→ **Job**
Set down the whole listing verbatim.
═══ Listed records ═══
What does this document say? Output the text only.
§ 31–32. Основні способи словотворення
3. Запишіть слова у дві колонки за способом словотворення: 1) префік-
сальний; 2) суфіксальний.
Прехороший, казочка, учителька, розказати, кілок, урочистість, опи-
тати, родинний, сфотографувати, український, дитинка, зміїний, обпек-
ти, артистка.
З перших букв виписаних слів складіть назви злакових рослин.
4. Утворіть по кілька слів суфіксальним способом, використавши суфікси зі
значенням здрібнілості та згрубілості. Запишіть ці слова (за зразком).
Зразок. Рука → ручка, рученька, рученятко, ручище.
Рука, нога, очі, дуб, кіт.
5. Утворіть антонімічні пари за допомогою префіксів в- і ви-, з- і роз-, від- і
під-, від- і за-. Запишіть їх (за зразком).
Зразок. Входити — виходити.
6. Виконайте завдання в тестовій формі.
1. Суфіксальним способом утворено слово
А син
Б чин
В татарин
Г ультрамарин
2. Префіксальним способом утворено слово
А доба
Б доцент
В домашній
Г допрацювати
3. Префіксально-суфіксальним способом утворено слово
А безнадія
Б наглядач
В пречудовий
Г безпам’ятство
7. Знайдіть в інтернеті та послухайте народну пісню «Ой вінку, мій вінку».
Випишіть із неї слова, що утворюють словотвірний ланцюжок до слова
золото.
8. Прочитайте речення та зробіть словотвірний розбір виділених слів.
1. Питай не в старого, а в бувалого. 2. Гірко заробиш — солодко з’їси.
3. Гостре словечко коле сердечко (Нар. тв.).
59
═══
→ **Solution for this exercise**
What does this document say? Output the text only.
§ 31–32. Основні способи словотворення
3. Запишіть слова у дві колонки за способом словотворення: 1) префік-
сальний; 2) суфіксальний.
Прехороший, казочка, учителька, розказати, кілок, урочистість, опи-
тати, родинний, сфотографувати, український, дитинка, зміїний, обпек-
ти, артистка.
З перших букв виписаних слів складіть назви злакових рослин.
4. Утворіть по кілька слів суфіксальним способом, використавши суфікси зі
значенням здрібнілості та згрубілості. Запишіть ці слова (за зразком).
Зразок. Рука → ручка, рученька, рученятко, ручище.
Рука, нога, очі, дуб, кіт.
5. Утворіть антонімічні пари за допомогою префіксів в- і ви-, з- і роз-, від- і
під-, від- і за-. Запишіть їх (за зразком).
Зразок. Входити — виходити.
6. Виконайте завдання в тестовій формі.
1. Суфіксальним способом утворено слово
А син
Б чин
В татарин
Г ультрамарин
2. Префіксальним способом утворено слово
А доба
Б доцент
В домашній
Г допрацювати
3. Префіксально-суфіксальним способом утворено слово
А безнадія
Б наглядач
В пречудовий
Г безпам’ятство
7. Знайдіть в інтернеті та послухайте народну пісню «Ой вінку, мій вінку».
Випишіть із неї слова, що утворюють словотвірний ланцюжок до слова
золото.
8. Прочитайте речення та зробіть словотвірний розбір виділених слів.
1. Питай не в старого, а в бувалого. 2. Гірко заробиш — солодко з’їси.
3. Гостре словечко коле сердечко (Нар. тв.).
59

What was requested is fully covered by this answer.